▸ **Excerpted records**:
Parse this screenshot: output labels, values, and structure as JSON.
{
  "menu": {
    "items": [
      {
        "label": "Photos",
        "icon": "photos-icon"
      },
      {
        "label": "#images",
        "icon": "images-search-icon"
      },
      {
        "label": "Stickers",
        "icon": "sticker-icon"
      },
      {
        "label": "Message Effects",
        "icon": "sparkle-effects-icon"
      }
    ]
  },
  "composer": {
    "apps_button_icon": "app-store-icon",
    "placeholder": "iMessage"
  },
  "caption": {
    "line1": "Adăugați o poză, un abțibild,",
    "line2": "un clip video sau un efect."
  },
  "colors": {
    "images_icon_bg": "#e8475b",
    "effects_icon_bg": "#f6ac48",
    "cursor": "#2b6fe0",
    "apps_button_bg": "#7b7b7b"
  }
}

▸ **Exercise aim**:
Print out the whole listing exactly as it appears.

▸ **Task solution**:
Parse this screenshot: output labels, values, and structure as JSON.
{
  "menu": {
    "items": [
      {
        "label": "Photos",
        "icon": "photos-icon"
      },
      {
        "label": "#images",
        "icon": "images-search-icon"
      },
      {
        "label": "Stickers",
        "icon": "sticker-icon"
      },
      {
        "label": "Message Effects",
        "icon": "sparkle-effects-icon"
      }
    ]
  },
  "composer": {
    "apps_button_icon": "app-store-icon",
    "placeholder": "iMessage"
  },
  "caption": {
    "line1": "Adăugați o poză, un abțibild,",
    "line2": "un clip video sau un efect."
  },
  "colors": {
    "images_icon_bg": "#e8475b",
    "effects_icon_bg": "#f6ac48",
    "cursor": "#2b6fe0",
    "apps_button_bg": "#7b7b7b"
  }
}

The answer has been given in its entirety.